→ Information supplied:
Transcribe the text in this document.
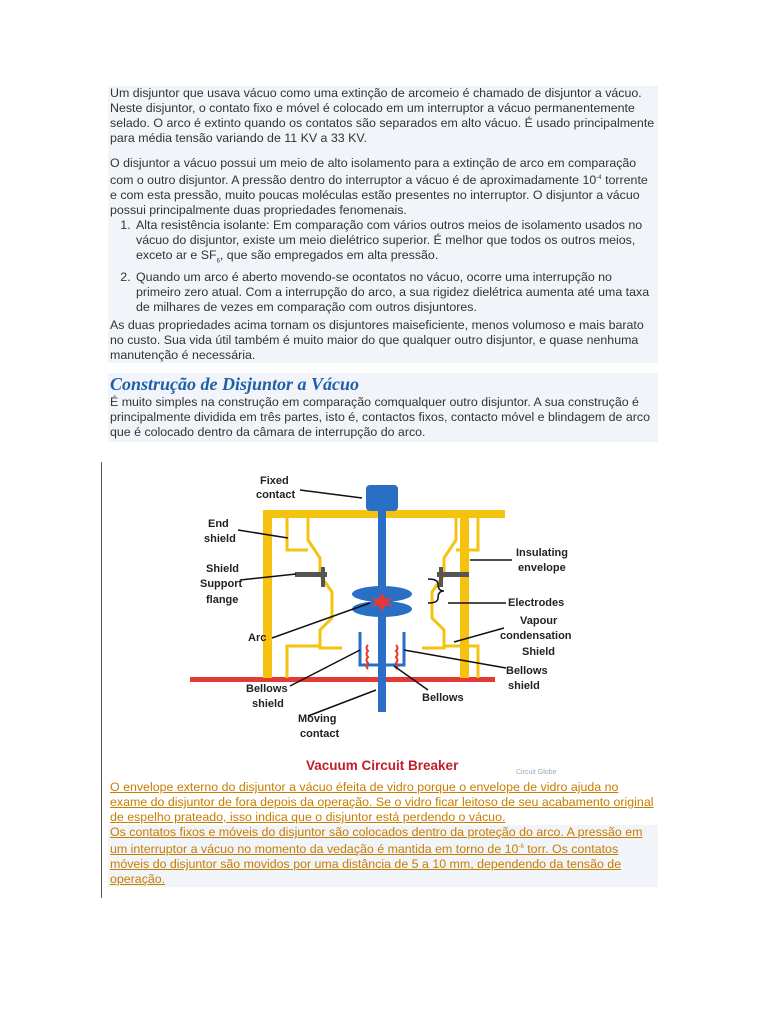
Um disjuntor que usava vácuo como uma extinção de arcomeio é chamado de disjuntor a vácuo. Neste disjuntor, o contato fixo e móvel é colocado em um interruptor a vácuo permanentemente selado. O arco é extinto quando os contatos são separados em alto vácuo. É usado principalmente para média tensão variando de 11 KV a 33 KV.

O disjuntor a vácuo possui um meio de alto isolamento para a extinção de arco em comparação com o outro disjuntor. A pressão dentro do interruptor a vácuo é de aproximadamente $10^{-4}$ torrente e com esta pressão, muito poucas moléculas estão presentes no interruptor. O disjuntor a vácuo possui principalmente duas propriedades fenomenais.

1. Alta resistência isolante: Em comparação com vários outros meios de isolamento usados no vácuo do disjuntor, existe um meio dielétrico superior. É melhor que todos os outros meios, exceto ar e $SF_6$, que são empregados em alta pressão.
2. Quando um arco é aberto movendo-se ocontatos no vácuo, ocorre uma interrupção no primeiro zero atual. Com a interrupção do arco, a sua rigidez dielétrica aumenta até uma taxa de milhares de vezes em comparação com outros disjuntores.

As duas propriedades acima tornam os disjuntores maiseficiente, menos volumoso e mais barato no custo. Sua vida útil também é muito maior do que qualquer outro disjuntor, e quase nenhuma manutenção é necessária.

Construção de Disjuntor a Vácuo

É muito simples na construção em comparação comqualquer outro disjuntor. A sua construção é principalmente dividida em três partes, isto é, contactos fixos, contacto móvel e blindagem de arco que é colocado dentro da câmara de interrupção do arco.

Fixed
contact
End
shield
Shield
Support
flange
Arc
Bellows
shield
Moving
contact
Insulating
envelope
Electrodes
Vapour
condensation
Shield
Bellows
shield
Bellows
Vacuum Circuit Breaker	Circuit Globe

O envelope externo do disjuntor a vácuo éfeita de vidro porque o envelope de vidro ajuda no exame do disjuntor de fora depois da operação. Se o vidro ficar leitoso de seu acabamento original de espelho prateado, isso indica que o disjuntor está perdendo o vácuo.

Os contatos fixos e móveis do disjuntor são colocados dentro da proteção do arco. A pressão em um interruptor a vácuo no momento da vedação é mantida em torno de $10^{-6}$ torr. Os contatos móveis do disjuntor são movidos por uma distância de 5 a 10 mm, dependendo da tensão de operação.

--

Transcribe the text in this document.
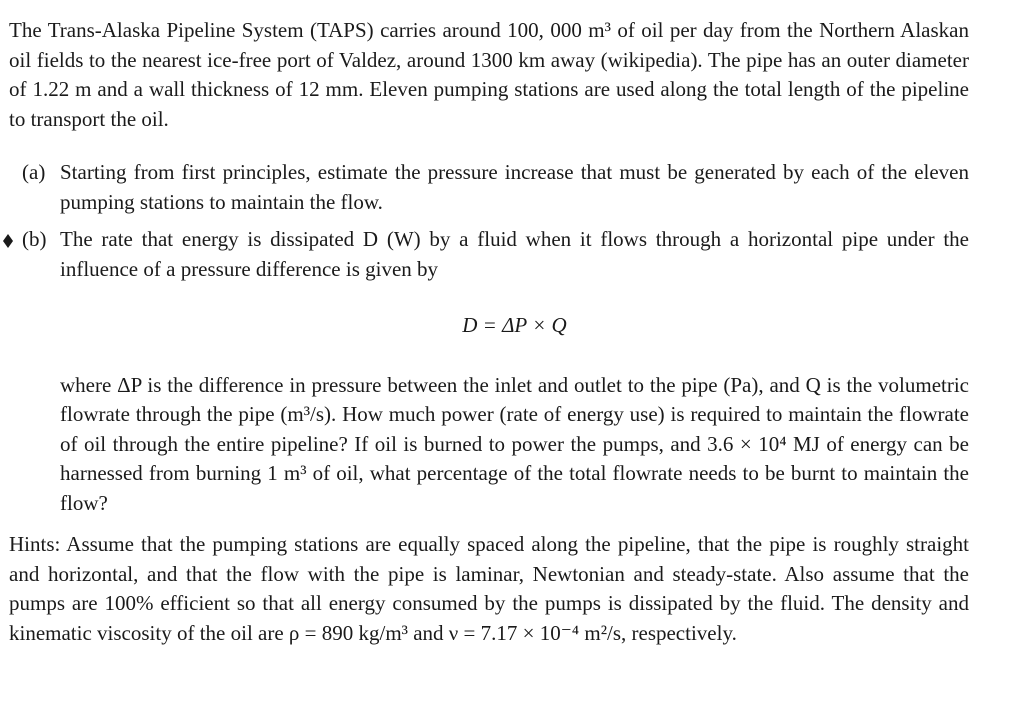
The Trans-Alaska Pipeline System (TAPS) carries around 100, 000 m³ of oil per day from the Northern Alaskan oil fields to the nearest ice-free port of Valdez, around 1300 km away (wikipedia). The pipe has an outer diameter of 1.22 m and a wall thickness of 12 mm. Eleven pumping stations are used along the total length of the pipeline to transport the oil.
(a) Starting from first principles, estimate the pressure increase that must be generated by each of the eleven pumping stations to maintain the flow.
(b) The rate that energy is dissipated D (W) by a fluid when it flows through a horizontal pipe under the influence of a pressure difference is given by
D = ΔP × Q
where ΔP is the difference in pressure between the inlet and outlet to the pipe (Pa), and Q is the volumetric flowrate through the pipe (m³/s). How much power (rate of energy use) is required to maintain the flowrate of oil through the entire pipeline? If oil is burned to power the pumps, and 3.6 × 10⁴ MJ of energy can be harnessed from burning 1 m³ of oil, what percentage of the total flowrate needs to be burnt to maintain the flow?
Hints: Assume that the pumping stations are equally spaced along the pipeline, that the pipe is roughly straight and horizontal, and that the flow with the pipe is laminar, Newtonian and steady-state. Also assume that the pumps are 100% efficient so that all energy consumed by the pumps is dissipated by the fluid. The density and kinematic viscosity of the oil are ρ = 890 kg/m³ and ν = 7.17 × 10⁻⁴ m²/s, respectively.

→ Set problem: List all lines above in which the string "pressure" appears.

→ Expected output:
(a) Starting from first principles, estimate the pressure increase that must be generated by each of the eleven pumping stations to maintain the flow.
(b) The rate that energy is dissipated D (W) by a fluid when it flows through a horizontal pipe under the influence of a pressure difference is given by
where ΔP is the difference in pressure between the inlet and outlet to the pipe (Pa), and Q is the volumetric flowrate through the pipe (m³/s). How much power (rate of energy use) is required to maintain the flowrate of oil through the entire pipeline? If oil is burned to power the pumps, and 3.6 × 10⁴ MJ of energy can be harnessed from burning 1 m³ of oil, what percentage of the total flowrate needs to be burnt to maintain the flow?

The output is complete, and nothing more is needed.